Figure content listings
^^^^^^^^^^^^^^^^

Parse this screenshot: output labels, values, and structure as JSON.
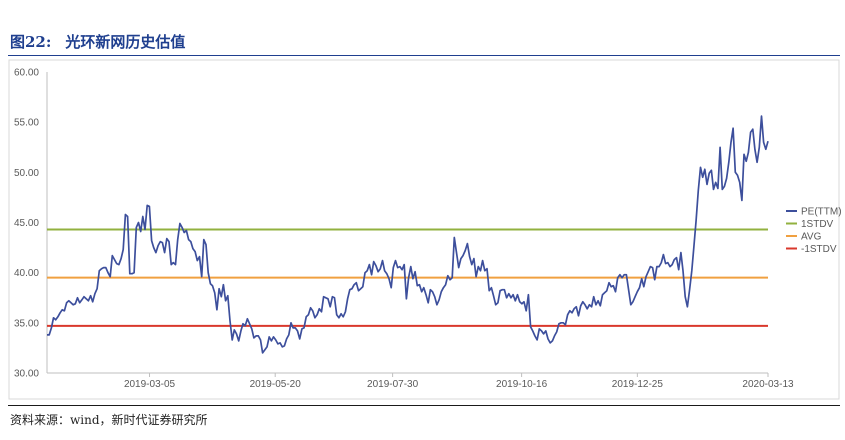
{
  "figure": {
    "number": "图22:",
    "caption": "光环新网历史估值",
    "source": "资料来源：wind，新时代证券研究所"
  },
  "chart_data": {
    "type": "line",
    "y_ticks": [
      "60.00",
      "55.00",
      "50.00",
      "45.00",
      "40.00",
      "35.00",
      "30.00"
    ],
    "ylim": [
      30,
      60
    ],
    "x_ticks": [
      "2019-03-05",
      "2019-05-20",
      "2019-07-30",
      "2019-10-16",
      "2019-12-25",
      "2020-03-13"
    ],
    "x_range": [
      "2019-01-02",
      "2020-03-13"
    ],
    "grid": false,
    "legend_position": "right",
    "series": [
      {
        "name": "PE(TTM)",
        "color": "#3d4f9c",
        "values": [
          33.8,
          33.8,
          34.5,
          35.5,
          35.3,
          35.6,
          36.0,
          36.3,
          36.2,
          37.0,
          37.2,
          37.0,
          36.8,
          36.9,
          37.5,
          37.0,
          37.3,
          37.6,
          37.4,
          37.2,
          37.7,
          37.1,
          37.9,
          38.4,
          40.2,
          40.4,
          40.5,
          40.5,
          40.0,
          39.6,
          41.7,
          41.3,
          40.9,
          40.8,
          41.4,
          42.3,
          45.8,
          45.6,
          39.9,
          39.9,
          40.0,
          44.5,
          45.0,
          44.1,
          45.6,
          44.3,
          46.7,
          46.6,
          43.2,
          42.5,
          42.0,
          42.7,
          43.1,
          43.0,
          42.0,
          43.4,
          43.1,
          40.8,
          41.0,
          40.8,
          43.3,
          44.9,
          44.5,
          44.0,
          44.2,
          43.3,
          43.1,
          42.4,
          42.1,
          41.2,
          41.6,
          39.6,
          43.3,
          42.8,
          40.0,
          38.9,
          38.7,
          38.0,
          36.3,
          38.4,
          37.6,
          38.8,
          37.2,
          37.7,
          35.2,
          33.3,
          34.3,
          33.9,
          33.2,
          34.2,
          34.9,
          34.7,
          35.4,
          34.9,
          34.4,
          33.5,
          33.7,
          33.7,
          33.3,
          32.0,
          32.3,
          32.6,
          33.6,
          33.2,
          33.6,
          33.3,
          32.9,
          33.0,
          32.6,
          32.7,
          33.4,
          33.8,
          35.0,
          34.5,
          34.5,
          34.2,
          33.4,
          34.4,
          34.5,
          35.6,
          35.8,
          36.5,
          36.2,
          35.5,
          35.8,
          36.4,
          36.1,
          37.6,
          37.5,
          37.4,
          36.6,
          37.6,
          37.5,
          35.8,
          35.5,
          35.9,
          35.6,
          36.1,
          37.4,
          38.3,
          38.4,
          38.8,
          39.0,
          38.2,
          38.4,
          38.6,
          40.0,
          40.2,
          40.8,
          39.8,
          41.1,
          40.7,
          40.1,
          40.4,
          41.2,
          40.2,
          39.9,
          39.4,
          38.5,
          40.5,
          41.2,
          40.5,
          40.6,
          40.3,
          40.8,
          37.4,
          39.5,
          40.6,
          39.4,
          40.1,
          38.7,
          38.8,
          38.1,
          38.5,
          37.8,
          37.0,
          38.3,
          38.1,
          37.6,
          36.8,
          37.3,
          38.1,
          38.5,
          38.8,
          39.7,
          39.3,
          39.5,
          43.5,
          42.0,
          40.5,
          41.4,
          41.7,
          42.2,
          42.9,
          41.6,
          40.8,
          41.4,
          39.6,
          40.6,
          40.2,
          41.2,
          40.2,
          40.4,
          38.2,
          38.5,
          37.7,
          36.8,
          37.0,
          38.2,
          38.3,
          38.3,
          37.5,
          37.9,
          37.5,
          37.8,
          37.2,
          37.8,
          37.1,
          36.9,
          37.1,
          36.2,
          37.8,
          34.6,
          34.2,
          33.7,
          33.3,
          34.4,
          34.2,
          33.9,
          34.2,
          33.4,
          33.0,
          33.2,
          33.7,
          34.1,
          34.9,
          35.0,
          35.0,
          34.8,
          35.8,
          36.2,
          36.0,
          36.4,
          36.6,
          35.7,
          36.7,
          37.1,
          36.8,
          36.4,
          36.8,
          36.6,
          37.6,
          36.8,
          37.2,
          36.7,
          37.8,
          38.0,
          38.2,
          39.0,
          38.6,
          38.7,
          38.1,
          39.5,
          39.8,
          39.5,
          39.8,
          39.8,
          38.3,
          36.8,
          37.1,
          37.6,
          38.1,
          38.5,
          39.4,
          38.6,
          39.6,
          40.1,
          40.6,
          40.5,
          39.3,
          40.6,
          40.6,
          41.0,
          41.8,
          40.9,
          41.0,
          40.6,
          40.8,
          41.3,
          41.5,
          40.3,
          42.0,
          40.2,
          37.6,
          36.6,
          38.3,
          40.2,
          42.6,
          45.2,
          48.2,
          50.5,
          49.5,
          50.3,
          48.8,
          49.9,
          50.2,
          48.3,
          49.0,
          48.4,
          52.5,
          48.3,
          48.6,
          49.4,
          51.0,
          53.0,
          54.4,
          50.0,
          49.7,
          49.0,
          47.2,
          51.8,
          51.1,
          52.0,
          54.0,
          54.3,
          52.3,
          51.0,
          52.5,
          55.6,
          53.0,
          52.3,
          53.1
        ]
      },
      {
        "name": "1STDV",
        "color": "#92b13f",
        "value": 44.3
      },
      {
        "name": "AVG",
        "color": "#f0a040",
        "value": 39.5
      },
      {
        "name": "-1STDV",
        "color": "#d9382c",
        "value": 34.7
      }
    ]
  }
}
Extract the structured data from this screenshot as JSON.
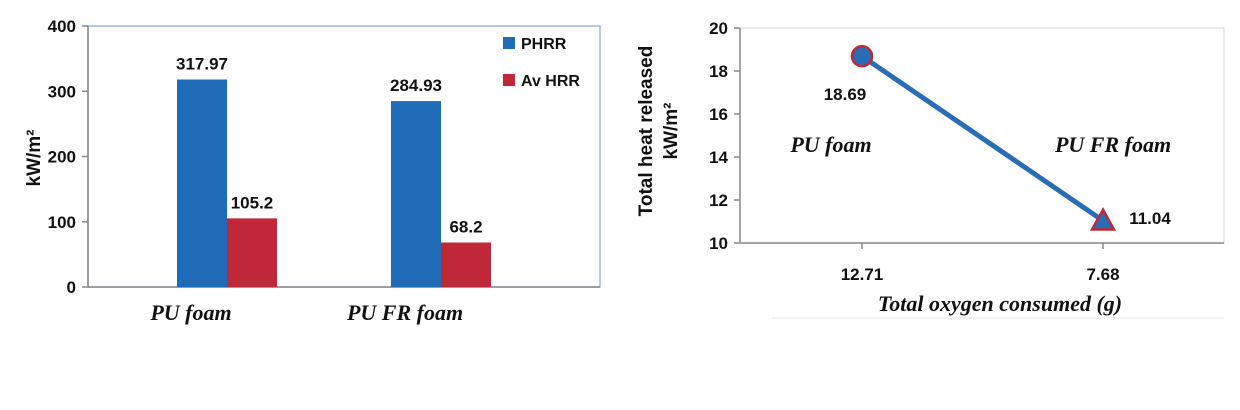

^^^^^^^^^^^^^^^^

_PROBLEM DESCRIPTION_
In the copy, include no pictures; restate the listing above exactly.

_ANSWER FOR THE TASK_
Parse this screenshot: output labels, values, and structure as JSON.
{
  "figure": {
    "number": "图22:",
    "caption": "光环新网历史估值",
    "source": "资料来源：wind，新时代证券研究所"
  },
  "chart_data": {
    "type": "line",
    "y_ticks": [
      "60.00",
      "55.00",
      "50.00",
      "45.00",
      "40.00",
      "35.00",
      "30.00"
    ],
    "ylim": [
      30,
      60
    ],
    "x_ticks": [
      "2019-03-05",
      "2019-05-20",
      "2019-07-30",
      "2019-10-16",
      "2019-12-25",
      "2020-03-13"
    ],
    "x_range": [
      "2019-01-02",
      "2020-03-13"
    ],
    "grid": false,
    "legend_position": "right",
    "series": [
      {
        "name": "PE(TTM)",
        "color": "#3d4f9c",
        "values": [
          33.8,
          33.8,
          34.5,
          35.5,
          35.3,
          35.6,
          36.0,
          36.3,
          36.2,
          37.0,
          37.2,
          37.0,
          36.8,
          36.9,
          37.5,
          37.0,
          37.3,
          37.6,
          37.4,
          37.2,
          37.7,
          37.1,
          37.9,
          38.4,
          40.2,
          40.4,
          40.5,
          40.5,
          40.0,
          39.6,
          41.7,
          41.3,
          40.9,
          40.8,
          41.4,
          42.3,
          45.8,
          45.6,
          39.9,
          39.9,
          40.0,
          44.5,
          45.0,
          44.1,
          45.6,
          44.3,
          46.7,
          46.6,
          43.2,
          42.5,
          42.0,
          42.7,
          43.1,
          43.0,
          42.0,
          43.4,
          43.1,
          40.8,
          41.0,
          40.8,
          43.3,
          44.9,
          44.5,
          44.0,
          44.2,
          43.3,
          43.1,
          42.4,
          42.1,
          41.2,
          41.6,
          39.6,
          43.3,
          42.8,
          40.0,
          38.9,
          38.7,
          38.0,
          36.3,
          38.4,
          37.6,
          38.8,
          37.2,
          37.7,
          35.2,
          33.3,
          34.3,
          33.9,
          33.2,
          34.2,
          34.9,
          34.7,
          35.4,
          34.9,
          34.4,
          33.5,
          33.7,
          33.7,
          33.3,
          32.0,
          32.3,
          32.6,
          33.6,
          33.2,
          33.6,
          33.3,
          32.9,
          33.0,
          32.6,
          32.7,
          33.4,
          33.8,
          35.0,
          34.5,
          34.5,
          34.2,
          33.4,
          34.4,
          34.5,
          35.6,
          35.8,
          36.5,
          36.2,
          35.5,
          35.8,
          36.4,
          36.1,
          37.6,
          37.5,
          37.4,
          36.6,
          37.6,
          37.5,
          35.8,
          35.5,
          35.9,
          35.6,
          36.1,
          37.4,
          38.3,
          38.4,
          38.8,
          39.0,
          38.2,
          38.4,
          38.6,
          40.0,
          40.2,
          40.8,
          39.8,
          41.1,
          40.7,
          40.1,
          40.4,
          41.2,
          40.2,
          39.9,
          39.4,
          38.5,
          40.5,
          41.2,
          40.5,
          40.6,
          40.3,
          40.8,
          37.4,
          39.5,
          40.6,
          39.4,
          40.1,
          38.7,
          38.8,
          38.1,
          38.5,
          37.8,
          37.0,
          38.3,
          38.1,
          37.6,
          36.8,
          37.3,
          38.1,
          38.5,
          38.8,
          39.7,
          39.3,
          39.5,
          43.5,
          42.0,
          40.5,
          41.4,
          41.7,
          42.2,
          42.9,
          41.6,
          40.8,
          41.4,
          39.6,
          40.6,
          40.2,
          41.2,
          40.2,
          40.4,
          38.2,
          38.5,
          37.7,
          36.8,
          37.0,
          38.2,
          38.3,
          38.3,
          37.5,
          37.9,
          37.5,
          37.8,
          37.2,
          37.8,
          37.1,
          36.9,
          37.1,
          36.2,
          37.8,
          34.6,
          34.2,
          33.7,
          33.3,
          34.4,
          34.2,
          33.9,
          34.2,
          33.4,
          33.0,
          33.2,
          33.7,
          34.1,
          34.9,
          35.0,
          35.0,
          34.8,
          35.8,
          36.2,
          36.0,
          36.4,
          36.6,
          35.7,
          36.7,
          37.1,
          36.8,
          36.4,
          36.8,
          36.6,
          37.6,
          36.8,
          37.2,
          36.7,
          37.8,
          38.0,
          38.2,
          39.0,
          38.6,
          38.7,
          38.1,
          39.5,
          39.8,
          39.5,
          39.8,
          39.8,
          38.3,
          36.8,
          37.1,
          37.6,
          38.1,
          38.5,
          39.4,
          38.6,
          39.6,
          40.1,
          40.6,
          40.5,
          39.3,
          40.6,
          40.6,
          41.0,
          41.8,
          40.9,
          41.0,
          40.6,
          40.8,
          41.3,
          41.5,
          40.3,
          42.0,
          40.2,
          37.6,
          36.6,
          38.3,
          40.2,
          42.6,
          45.2,
          48.2,
          50.5,
          49.5,
          50.3,
          48.8,
          49.9,
          50.2,
          48.3,
          49.0,
          48.4,
          52.5,
          48.3,
          48.6,
          49.4,
          51.0,
          53.0,
          54.4,
          50.0,
          49.7,
          49.0,
          47.2,
          51.8,
          51.1,
          52.0,
          54.0,
          54.3,
          52.3,
          51.0,
          52.5,
          55.6,
          53.0,
          52.3,
          53.1
        ]
      },
      {
        "name": "1STDV",
        "color": "#92b13f",
        "value": 44.3
      },
      {
        "name": "AVG",
        "color": "#f0a040",
        "value": 39.5
      },
      {
        "name": "-1STDV",
        "color": "#d9382c",
        "value": 34.7
      }
    ]
  }
}
Extract the structured data from this screenshot as JSON.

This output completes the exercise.